Displaying Data Flashcards
how to draw a good graph (4)
- show the data
- make patterns in the data easy to see (avoid unnecessary clutter)
- represent magnitudes honestly (have a baseline)
- draw graphical elements clearly (appropriate font and text size)
frequency and frequency distribution (2)
- frequency: number of observations having a particular measurement in a sample
- frequency distribution: number of occurrences for all values in the data
relative frequency
- proportion of observations having a given measurement, calculated as the frequency divided by the total number of observations
relative frequency distribution
- proportion/fraction of occurrences of each value in a data set
frequency table (2)
- text display of the number of occurrences of each category in a data set
- categorical data for one variable
bar graph (2)
- uses the height of rectangular bars to display frequency distribution (or relative frequency distribution)
- categorical data for one variable
how to make a good bar graph (6)
- the bars must have equal widths to represent magnitude correctly
- baseline of y-axis is at 0
- bars should stand apart, spaces between bars
- nominal data: order categories based on frequency of occurrence
- ordinal data: present values in natural order
- total # of observations (n) in figure legend
bar graph vs pie chart (2)
- bar graph is usually better than a pie chart
- more difficult to compare frequencies, supplementary labelling required
histogram (3)
- uses area of rectangular bars to display the frequency distribution (or relative frequency distribution)
- data values split into consecutive bins/intervals of equal width
- used for single numerical variable
mode
- interval corresponding to the highest peak in the frequency distribution
bimodal
- frequency distribution having two distinct peaks
symmetric
- frequency distribution having frequencies on the left half of the histogram mirror the frequencies on the right half
skewed
- frequency distribution that is not symmetric for a numerical value
uniform
- frequency distribution having level frequency distribution (all frequencies are around the same range)
outliers
- observation well outside of the range of values of other observations in a data set
how to draw a good histogram (6)

Dataset records:
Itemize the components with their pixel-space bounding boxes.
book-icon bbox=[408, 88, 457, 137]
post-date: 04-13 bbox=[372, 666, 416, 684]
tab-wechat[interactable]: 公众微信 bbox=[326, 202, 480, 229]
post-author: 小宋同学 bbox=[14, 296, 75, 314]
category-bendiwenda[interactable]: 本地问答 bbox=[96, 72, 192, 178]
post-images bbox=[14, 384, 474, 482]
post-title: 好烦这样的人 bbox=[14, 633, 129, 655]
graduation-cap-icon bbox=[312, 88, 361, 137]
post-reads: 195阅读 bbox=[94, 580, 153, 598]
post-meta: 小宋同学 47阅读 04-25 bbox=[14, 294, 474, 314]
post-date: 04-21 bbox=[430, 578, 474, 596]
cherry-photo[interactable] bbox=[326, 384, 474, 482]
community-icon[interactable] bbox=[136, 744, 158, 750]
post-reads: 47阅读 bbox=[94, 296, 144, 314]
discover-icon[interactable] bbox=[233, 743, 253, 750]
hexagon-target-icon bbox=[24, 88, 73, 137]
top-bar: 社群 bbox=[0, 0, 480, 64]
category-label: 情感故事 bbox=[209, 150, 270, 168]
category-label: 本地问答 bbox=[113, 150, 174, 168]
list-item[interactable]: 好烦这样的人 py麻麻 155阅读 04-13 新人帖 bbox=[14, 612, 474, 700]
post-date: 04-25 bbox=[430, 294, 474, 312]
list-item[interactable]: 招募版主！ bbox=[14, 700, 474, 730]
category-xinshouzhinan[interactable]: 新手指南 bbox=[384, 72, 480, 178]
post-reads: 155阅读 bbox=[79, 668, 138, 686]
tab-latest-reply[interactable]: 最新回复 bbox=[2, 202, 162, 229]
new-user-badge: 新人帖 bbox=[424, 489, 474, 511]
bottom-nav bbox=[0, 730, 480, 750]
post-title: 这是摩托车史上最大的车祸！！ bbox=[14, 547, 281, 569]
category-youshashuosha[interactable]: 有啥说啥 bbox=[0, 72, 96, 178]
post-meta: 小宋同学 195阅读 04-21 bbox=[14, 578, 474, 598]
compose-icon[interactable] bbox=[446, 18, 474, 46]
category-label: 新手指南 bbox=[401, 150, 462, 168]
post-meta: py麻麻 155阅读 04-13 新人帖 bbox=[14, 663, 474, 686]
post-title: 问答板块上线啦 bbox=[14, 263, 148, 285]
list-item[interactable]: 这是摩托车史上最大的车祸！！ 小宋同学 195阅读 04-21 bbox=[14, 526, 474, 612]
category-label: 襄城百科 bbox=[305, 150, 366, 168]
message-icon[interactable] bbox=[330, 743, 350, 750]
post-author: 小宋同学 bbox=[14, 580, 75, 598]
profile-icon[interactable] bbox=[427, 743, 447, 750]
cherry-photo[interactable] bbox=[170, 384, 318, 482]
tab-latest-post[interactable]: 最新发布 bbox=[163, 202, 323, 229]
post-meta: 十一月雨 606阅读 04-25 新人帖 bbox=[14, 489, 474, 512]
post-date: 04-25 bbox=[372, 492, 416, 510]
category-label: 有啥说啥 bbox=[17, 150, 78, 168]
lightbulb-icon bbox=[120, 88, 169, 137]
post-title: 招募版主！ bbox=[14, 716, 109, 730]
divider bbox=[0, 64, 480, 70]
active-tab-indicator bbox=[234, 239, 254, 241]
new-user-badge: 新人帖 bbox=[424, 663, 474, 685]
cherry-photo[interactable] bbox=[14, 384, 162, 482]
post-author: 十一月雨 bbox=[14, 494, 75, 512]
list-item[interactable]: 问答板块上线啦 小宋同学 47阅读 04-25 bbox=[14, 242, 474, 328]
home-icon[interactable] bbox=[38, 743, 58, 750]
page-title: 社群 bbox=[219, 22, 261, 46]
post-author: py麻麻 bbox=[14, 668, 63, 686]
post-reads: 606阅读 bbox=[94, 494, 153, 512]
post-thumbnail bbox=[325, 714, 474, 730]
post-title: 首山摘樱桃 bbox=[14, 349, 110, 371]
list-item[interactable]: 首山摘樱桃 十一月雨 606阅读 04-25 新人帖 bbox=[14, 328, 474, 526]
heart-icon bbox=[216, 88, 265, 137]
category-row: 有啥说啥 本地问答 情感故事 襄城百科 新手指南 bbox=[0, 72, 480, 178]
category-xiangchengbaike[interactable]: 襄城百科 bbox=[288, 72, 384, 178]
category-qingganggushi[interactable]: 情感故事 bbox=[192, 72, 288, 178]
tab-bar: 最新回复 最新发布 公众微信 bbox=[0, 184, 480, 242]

Stated task 1: Print the stretch of the data display flashcards from "- draw graphical" through "frequency table (2)", copied word for word.
Stated task 2: Which guidelines do the data display flashcards give for making a good bar graph? List all of them.

Complete answer 1:
- draw graphical elements clearly (appropriate font and text size)
frequency and frequency distribution (2)
- frequency: number of observations having a particular measurement in a sample
- frequency distribution: number of occurrences for all values in the data
relative frequency
- proportion of observations having a given measurement, calculated as the frequency divided by the total number of observations
relative frequency distribution
- proportion/fraction of occurrences of each value in a data set
frequency table (2)

Complete answer 2:
- The bars must have equal widths to represent magnitude correctly.
- The baseline of the y-axis is at 0.
- Bars should stand apart, with spaces between them.
- For nominal data, order categories based on frequency of occurrence.
- For ordinal data, present values in natural order.
- Put the total number of observations (n) in the figure legend.